# [WRITTEN INSTRUCTION]
Identify the lines holding "Google" and copy them.

# [EXCERPTED RECORDS]
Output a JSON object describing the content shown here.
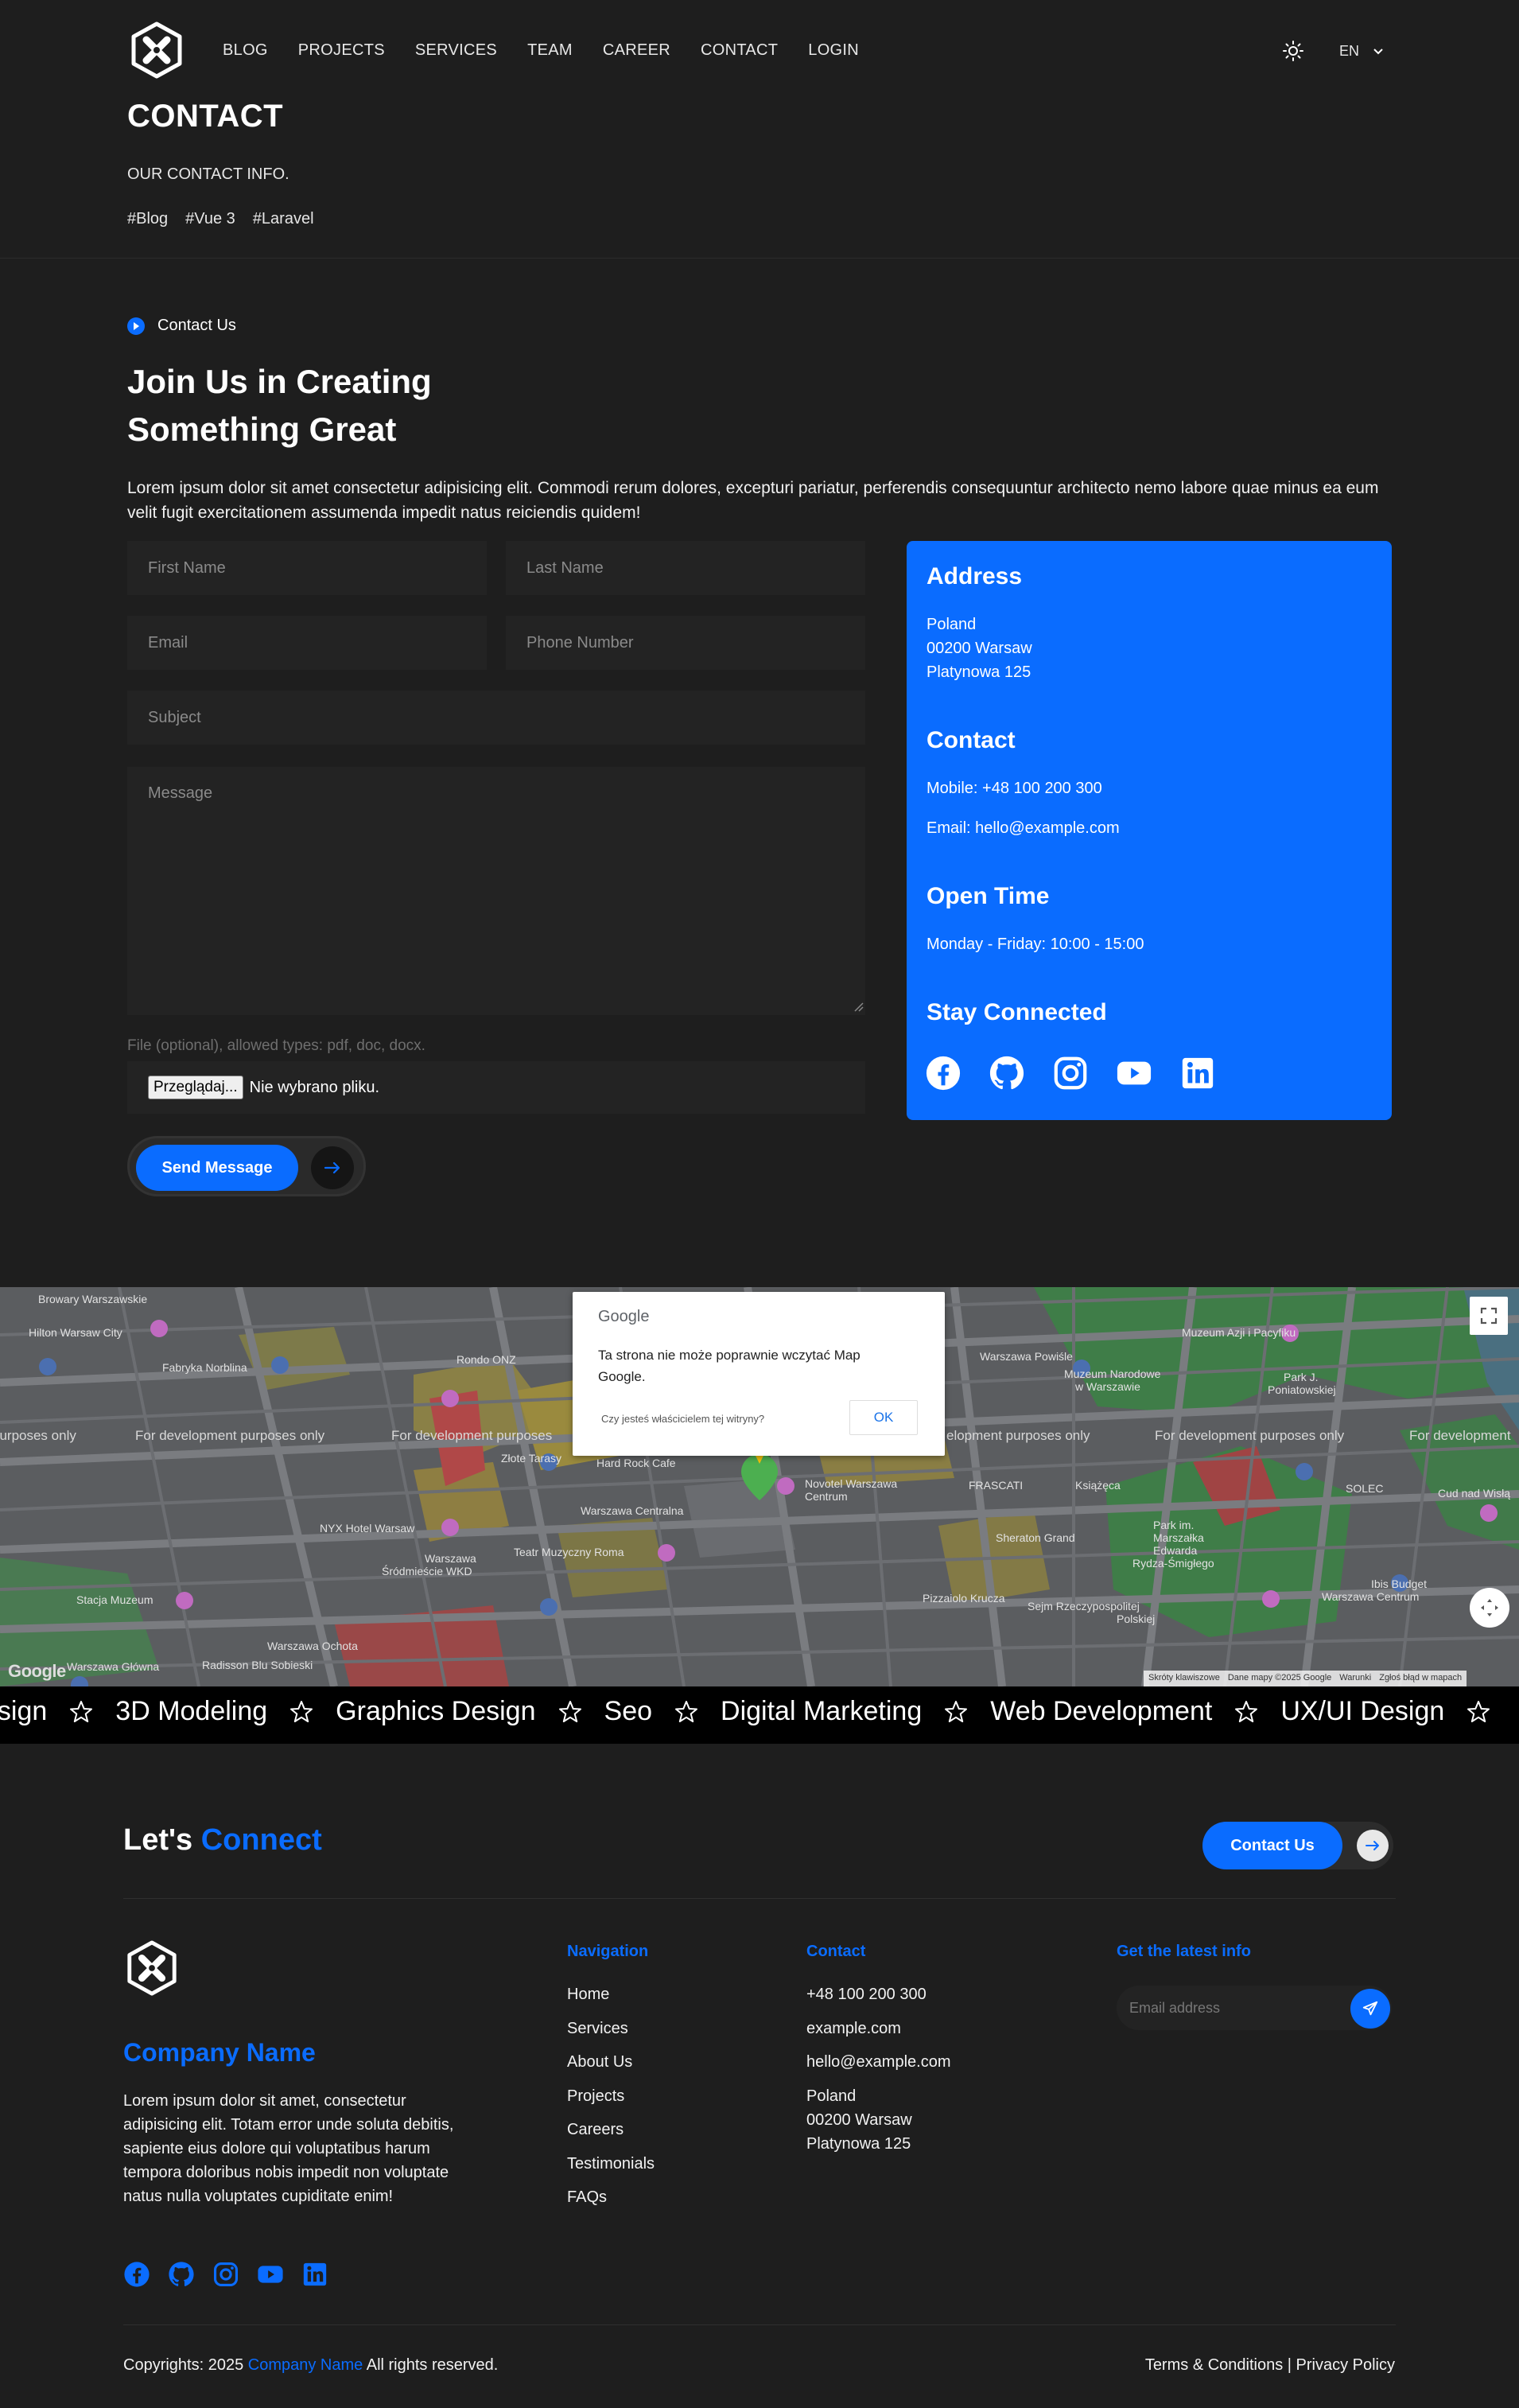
{
  "header": {
    "nav": [
      "BLOG",
      "PROJECTS",
      "SERVICES",
      "TEAM",
      "CAREER",
      "CONTACT",
      "LOGIN"
    ],
    "lang": "EN",
    "title": "CONTACT",
    "subtitle": "OUR CONTACT INFO.",
    "tags": [
      "#Blog",
      "#Vue 3",
      "#Laravel"
    ]
  },
  "contact_section": {
    "eyebrow": "Contact Us",
    "headline": "Join Us in Creating Something Great",
    "lead": "Lorem ipsum dolor sit amet consectetur adipisicing elit. Commodi rerum dolores, excepturi pariatur, perferendis consequuntur architecto nemo labore quae minus ea eum velit fugit exercitationem assumenda impedit natus reiciendis quidem!",
    "form": {
      "first_name_placeholder": "First Name",
      "last_name_placeholder": "Last Name",
      "email_placeholder": "Email",
      "phone_placeholder": "Phone Number",
      "subject_placeholder": "Subject",
      "message_placeholder": "Message",
      "file_hint": "File (optional), allowed types: pdf, doc, docx.",
      "file_button": "Przeglądaj...",
      "file_status": "Nie wybrano pliku.",
      "send_label": "Send Message"
    }
  },
  "info_card": {
    "address_title": "Address",
    "address_lines": [
      "Poland",
      "00200 Warsaw",
      "Platynowa 125"
    ],
    "contact_title": "Contact",
    "mobile": "Mobile: +48 100 200 300",
    "email": "Email: hello@example.com",
    "open_title": "Open Time",
    "open_hours": "Monday - Friday: 10:00 - 15:00",
    "connected_title": "Stay Connected",
    "socials": [
      "facebook-icon",
      "github-icon",
      "instagram-icon",
      "youtube-icon",
      "linkedin-icon"
    ]
  },
  "map": {
    "dialog_brand": "Google",
    "dialog_message": "Ta strona nie może poprawnie wczytać Map Google.",
    "dialog_owner_q": "Czy jesteś właścicielem tej witryny?",
    "dialog_ok": "OK",
    "dev_watermark": "For development purposes only",
    "logo": "Google",
    "attribution": [
      "Skróty klawiszowe",
      "Dane mapy ©2025 Google",
      "Warunki",
      "Zgłoś błąd w mapach"
    ],
    "labels": [
      "Browary Warszawskie",
      "Hilton Warsaw City",
      "Fabryka Norblina",
      "Rondo ONZ",
      "Hard Rock Cafe",
      "Novotel Warszawa Centrum",
      "Warszawa Centralna",
      "Teatr Muzyczny Roma",
      "NYX Hotel Warsaw",
      "Warszawa Śródmieście WKD",
      "Warszawa Ochota",
      "Radisson Blu Sobieski",
      "Muzeum Azji i Pacyfiku",
      "Muzeum Narodowe w Warszawie",
      "Park J. Poniatowskiej",
      "FRASCATI",
      "Książęca",
      "SOLEC",
      "Sheraton Grand",
      "Park im. Marszałka Edwarda Rydza-Śmigłego",
      "Sejm Rzeczypospolitej Polskiej",
      "Pizzaiolo Krucza",
      "Ibis Budget Warszawa Centrum",
      "Warszawa Powiśle",
      "Stacja Muzeum",
      "Złote Tarasy",
      "Warszawa Główna",
      "Cud nad Wisłą"
    ]
  },
  "ticker": [
    "esign",
    "3D Modeling",
    "Graphics Design",
    "Seo",
    "Digital Marketing",
    "Web Development",
    "UX/UI Design"
  ],
  "footer": {
    "connect_prefix": "Let's",
    "connect_highlight": "Connect",
    "contact_button": "Contact Us",
    "company_name": "Company Name",
    "about": "Lorem ipsum dolor sit amet, consectetur adipisicing elit. Totam error unde soluta debitis, sapiente eius dolore qui voluptatibus harum tempora doloribus nobis impedit non voluptate natus nulla voluptates cupiditate enim!",
    "nav_title": "Navigation",
    "nav_items": [
      "Home",
      "Services",
      "About Us",
      "Projects",
      "Careers",
      "Testimonials",
      "FAQs"
    ],
    "contact_title": "Contact",
    "contact_items": [
      "+48 100 200 300",
      "example.com",
      "hello@example.com"
    ],
    "contact_address": [
      "Poland",
      "00200 Warsaw",
      "Platynowa 125"
    ],
    "newsletter_title": "Get the latest info",
    "newsletter_placeholder": "Email address",
    "copyright_prefix": "Copyrights: 2025",
    "copyright_company": "Company Name",
    "copyright_suffix": "All rights reserved.",
    "legal": "Terms & Conditions | Privacy Policy"
  },
  "colors": {
    "accent": "#0a6cff",
    "bg": "#1e1e1e",
    "field": "#232323"
  }
}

# [OUTPUT FOR THIS EXERCISE]
    "dialog_brand": "Google",
    "dialog_message": "Ta strona nie może poprawnie wczytać Map Google.",
    "logo": "Google",
      "Dane mapy ©2025 Google",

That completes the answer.